Copy each entry as it stands, leaving nothing out.
======== EXERCISE INPUTS ========
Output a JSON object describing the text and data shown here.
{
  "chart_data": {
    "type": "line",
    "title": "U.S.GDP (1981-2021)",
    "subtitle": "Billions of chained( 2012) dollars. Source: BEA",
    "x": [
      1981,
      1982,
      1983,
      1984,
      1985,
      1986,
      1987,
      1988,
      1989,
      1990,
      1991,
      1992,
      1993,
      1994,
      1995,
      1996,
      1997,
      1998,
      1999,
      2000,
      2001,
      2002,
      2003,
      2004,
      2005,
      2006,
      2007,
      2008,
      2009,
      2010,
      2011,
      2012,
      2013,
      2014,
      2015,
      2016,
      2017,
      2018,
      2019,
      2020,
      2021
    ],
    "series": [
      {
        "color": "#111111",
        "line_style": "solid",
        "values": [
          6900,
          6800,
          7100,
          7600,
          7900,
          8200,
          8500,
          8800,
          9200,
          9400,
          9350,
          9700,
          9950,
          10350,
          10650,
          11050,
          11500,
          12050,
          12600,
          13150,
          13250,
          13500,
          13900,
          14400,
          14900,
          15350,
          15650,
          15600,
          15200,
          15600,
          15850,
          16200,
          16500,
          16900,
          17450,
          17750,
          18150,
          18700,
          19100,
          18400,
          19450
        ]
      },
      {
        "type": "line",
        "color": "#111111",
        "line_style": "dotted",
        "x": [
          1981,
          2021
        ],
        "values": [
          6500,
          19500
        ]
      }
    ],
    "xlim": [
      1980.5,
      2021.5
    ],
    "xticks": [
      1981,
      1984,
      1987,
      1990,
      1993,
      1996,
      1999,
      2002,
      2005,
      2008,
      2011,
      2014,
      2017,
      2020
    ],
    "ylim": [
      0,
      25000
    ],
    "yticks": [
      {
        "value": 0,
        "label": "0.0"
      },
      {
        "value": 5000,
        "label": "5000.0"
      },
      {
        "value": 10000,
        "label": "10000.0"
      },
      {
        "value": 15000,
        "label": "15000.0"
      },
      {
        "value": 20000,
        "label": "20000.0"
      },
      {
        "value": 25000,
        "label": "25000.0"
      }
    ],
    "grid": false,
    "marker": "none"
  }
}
========
= CORRECT RESPONSE =
Output a JSON object describing the text and data shown here.
{
  "chart_data": {
    "type": "line",
    "title": "U.S.GDP (1981-2021)",
    "subtitle": "Billions of chained( 2012) dollars. Source: BEA",
    "x": [
      1981,
      1982,
      1983,
      1984,
      1985,
      1986,
      1987,
      1988,
      1989,
      1990,
      1991,
      1992,
      1993,
      1994,
      1995,
      1996,
      1997,
      1998,
      1999,
      2000,
      2001,
      2002,
      2003,
      2004,
      2005,
      2006,
      2007,
      2008,
      2009,
      2010,
      2011,
      2012,
      2013,
      2014,
      2015,
      2016,
      2017,
      2018,
      2019,
      2020,
      2021
    ],
    "series": [
      {
        "color": "#111111",
        "line_style": "solid",
        "values": [
          6900,
          6800,
          7100,
          7600,
          7900,
          8200,
          8500,
          8800,
          9200,
          9400,
          9350,
          9700,
          9950,
          10350,
          10650,
          11050,
          11500,
          12050,
          12600,
          13150,
          13250,
          13500,
          13900,
          14400,
          14900,
          15350,
          15650,
          15600,
          15200,
          15600,
          15850,
          16200,
          16500,
          16900,
          17450,
          17750,
          18150,
          18700,
          19100,
          18400,
          19450
        ]
      },
      {
        "type": "line",
        "color": "#111111",
        "line_style": "dotted",
        "x": [
          1981,
          2021
        ],
        "values": [
          6500,
          19500
        ]
      }
    ],
    "xlim": [
      1980.5,
      2021.5
    ],
    "xticks": [
      1981,
      1984,
      1987,
      1990,
      1993,
      1996,
      1999,
      2002,
      2005,
      2008,
      2011,
      2014,
      2017,
      2020
    ],
    "ylim": [
      0,
      25000
    ],
    "yticks": [
      {
        "value": 0,
        "label": "0.0"
      },
      {
        "value": 5000,
        "label": "5000.0"
      },
      {
        "value": 10000,
        "label": "10000.0"
      },
      {
        "value": 15000,
        "label": "15000.0"
      },
      {
        "value": 20000,
        "label": "20000.0"
      },
      {
        "value": 25000,
        "label": "25000.0"
      }
    ],
    "grid": false,
    "marker": "none"
  }
}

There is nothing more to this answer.